#### [WHAT THE TASK REQUIRES]
Transcribe each line of the records below exactly, excluding any embedded images.

-.-.-

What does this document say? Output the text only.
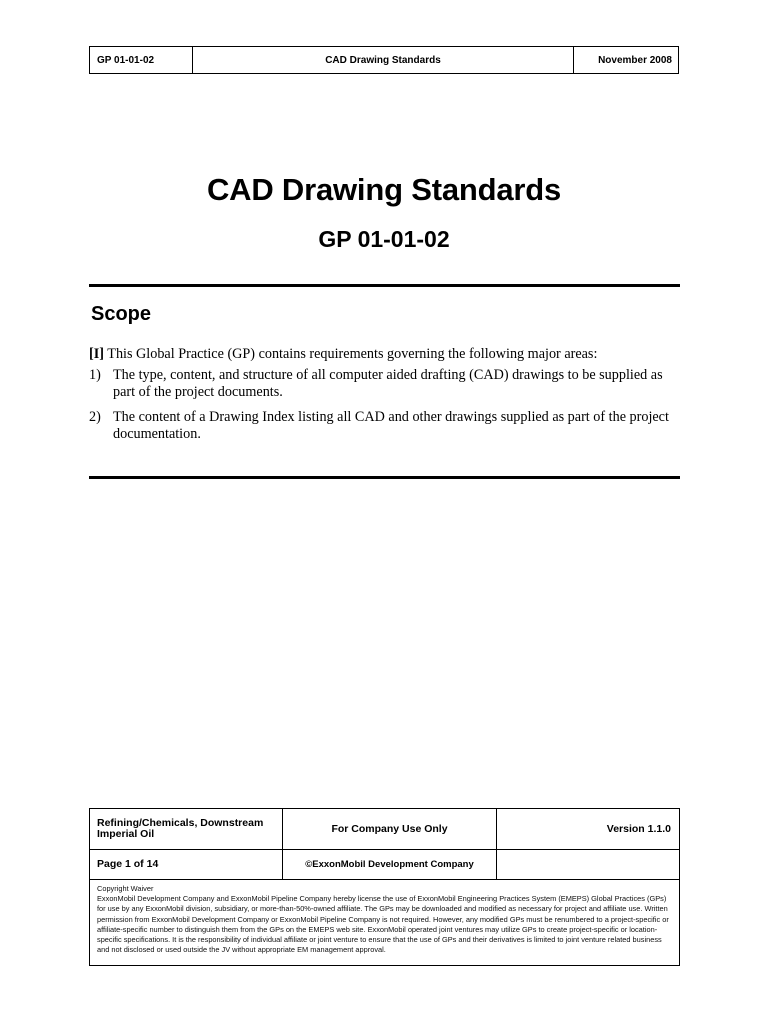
GP 01-01-02	CAD Drawing Standards	November 2008
CAD Drawing Standards
GP 01-01-02
Scope
[I] This Global Practice (GP) contains requirements governing the following major areas:
1) The type, content, and structure of all computer aided drafting (CAD) drawings to be supplied as part of the project documents.
2) The content of a Drawing Index listing all CAD and other drawings supplied as part of the project documentation.
Refining/Chemicals, Downstream
Imperial Oil	For Company Use Only	Version 1.1.0
Page 1 of 14	©ExxonMobil Development Company

Copyright Waiver

ExxonMobil Development Company and ExxonMobil Pipeline Company hereby license the use of ExxonMobil Engineering Practices System (EMEPS) Global Practices (GPs) for use by any ExxonMobil division, subsidiary, or more-than-50%-owned affiliate. The GPs may be downloaded and modified as necessary for project and affiliate use. Written permission from ExxonMobil Development Company or ExxonMobil Pipeline Company is not required. However, any modified GPs must be renumbered to a project-specific or affiliate-specific number to distinguish them from the GPs on the EMEPS web site. ExxonMobil operated joint ventures may utilize GPs to create project-specific or location-specific specifications. It is the responsibility of individual affiliate or joint venture to ensure that the use of GPs and their derivatives is limited to joint venture related business and not disclosed or used outside the JV without appropriate EM management approval.
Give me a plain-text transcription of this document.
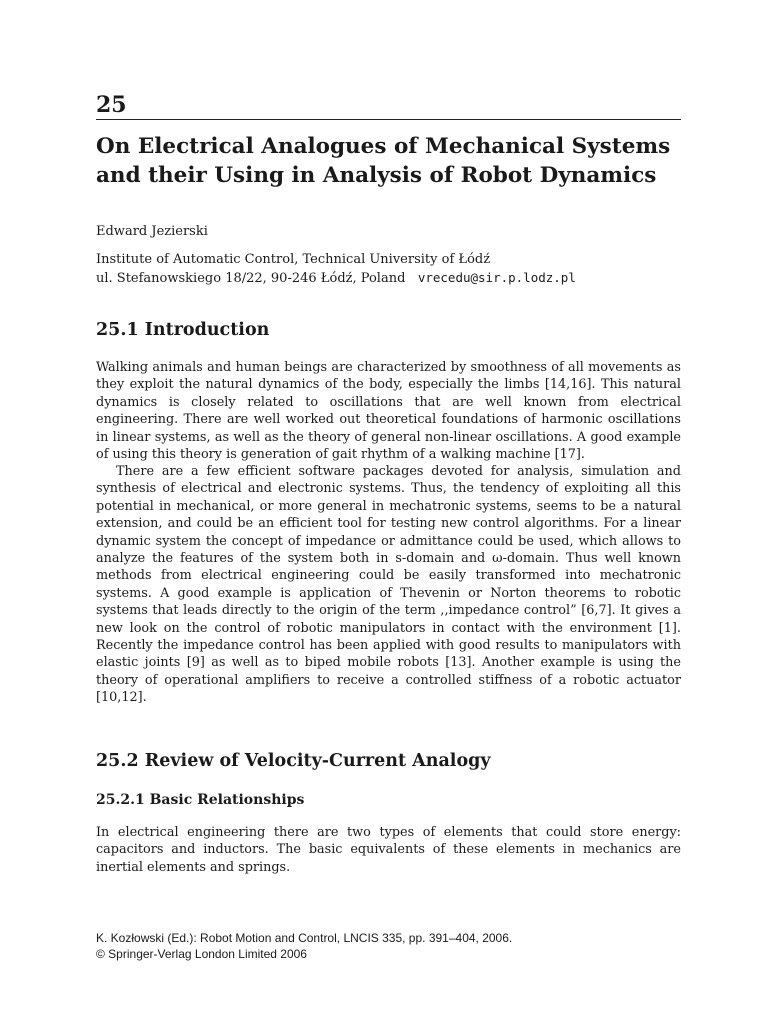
25
On Electrical Analogues of Mechanical Systems and their Using in Analysis of Robot Dynamics
Edward Jezierski
Institute of Automatic Control, Technical University of Łódź
ul. Stefanowskiego 18/22, 90-246 Łódź, Poland vrecedu@sir.p.lodz.pl
25.1 Introduction

Walking animals and human beings are characterized by smoothness of all movements as they exploit the natural dynamics of the body, especially the limbs [14,16]. This natural dynamics is closely related to oscillations that are well known from electrical engineering. There are well worked out theoretical foundations of harmonic oscillations in linear systems, as well as the theory of general non-linear oscillations. A good example of using this theory is generation of gait rhythm of a walking machine [17].

There are a few efficient software packages devoted for analysis, simulation and synthesis of electrical and electronic systems. Thus, the tendency of exploiting all this potential in mechanical, or more general in mechatronic systems, seems to be a natural extension, and could be an efficient tool for testing new control algorithms. For a linear dynamic system the concept of impedance or admittance could be used, which allows to analyze the features of the system both in s-domain and ω-domain. Thus well known methods from electrical engineering could be easily transformed into mechatronic systems. A good example is application of Thevenin or Norton theorems to robotic systems that leads directly to the origin of the term ,,impedance control” [6,7]. It gives a new look on the control of robotic manipulators in contact with the environment [1]. Recently the impedance control has been applied with good results to manipulators with elastic joints [9] as well as to biped mobile robots [13]. Another example is using the theory of operational amplifiers to receive a controlled stiffness of a robotic actuator [10,12].

25.2 Review of Velocity-Current Analogy
25.2.1 Basic Relationships

In electrical engineering there are two types of elements that could store energy: capacitors and inductors. The basic equivalents of these elements in mechanics are inertial elements and springs.

K. Kozłowski (Ed.): Robot Motion and Control, LNCIS 335, pp. 391–404, 2006.
© Springer-Verlag London Limited 2006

-.-.-

#### [FULL OUTPUT]
What does this document say? Output the text only.
GP 01-01-02	CAD Drawing Standards	November 2008
CAD Drawing Standards
GP 01-01-02
Scope
[I] This Global Practice (GP) contains requirements governing the following major areas:
1) The type, content, and structure of all computer aided drafting (CAD) drawings to be supplied as part of the project documents.
2) The content of a Drawing Index listing all CAD and other drawings supplied as part of the project documentation.
Refining/Chemicals, Downstream
Imperial Oil	For Company Use Only	Version 1.1.0
Page 1 of 14	©ExxonMobil Development Company

Copyright Waiver

ExxonMobil Development Company and ExxonMobil Pipeline Company hereby license the use of ExxonMobil Engineering Practices System (EMEPS) Global Practices (GPs) for use by any ExxonMobil division, subsidiary, or more-than-50%-owned affiliate. The GPs may be downloaded and modified as necessary for project and affiliate use. Written permission from ExxonMobil Development Company or ExxonMobil Pipeline Company is not required. However, any modified GPs must be renumbered to a project-specific or affiliate-specific number to distinguish them from the GPs on the EMEPS web site. ExxonMobil operated joint ventures may utilize GPs to create project-specific or location-specific specifications. It is the responsibility of individual affiliate or joint venture to ensure that the use of GPs and their derivatives is limited to joint venture related business and not disclosed or used outside the JV without appropriate EM management approval.
Give me a plain-text transcription of this document.
25
On Electrical Analogues of Mechanical Systems and their Using in Analysis of Robot Dynamics
Edward Jezierski
Institute of Automatic Control, Technical University of Łódź
ul. Stefanowskiego 18/22, 90-246 Łódź, Poland vrecedu@sir.p.lodz.pl
25.1 Introduction

Walking animals and human beings are characterized by smoothness of all movements as they exploit the natural dynamics of the body, especially the limbs [14,16]. This natural dynamics is closely related to oscillations that are well known from electrical engineering. There are well worked out theoretical foundations of harmonic oscillations in linear systems, as well as the theory of general non-linear oscillations. A good example of using this theory is generation of gait rhythm of a walking machine [17].

There are a few efficient software packages devoted for analysis, simulation and synthesis of electrical and electronic systems. Thus, the tendency of exploiting all this potential in mechanical, or more general in mechatronic systems, seems to be a natural extension, and could be an efficient tool for testing new control algorithms. For a linear dynamic system the concept of impedance or admittance could be used, which allows to analyze the features of the system both in s-domain and ω-domain. Thus well known methods from electrical engineering could be easily transformed into mechatronic systems. A good example is application of Thevenin or Norton theorems to robotic systems that leads directly to the origin of the term ,,impedance control” [6,7]. It gives a new look on the control of robotic manipulators in contact with the environment [1]. Recently the impedance control has been applied with good results to manipulators with elastic joints [9] as well as to biped mobile robots [13]. Another example is using the theory of operational amplifiers to receive a controlled stiffness of a robotic actuator [10,12].

25.2 Review of Velocity-Current Analogy
25.2.1 Basic Relationships

In electrical engineering there are two types of elements that could store energy: capacitors and inductors. The basic equivalents of these elements in mechanics are inertial elements and springs.

K. Kozłowski (Ed.): Robot Motion and Control, LNCIS 335, pp. 391–404, 2006.
© Springer-Verlag London Limited 2006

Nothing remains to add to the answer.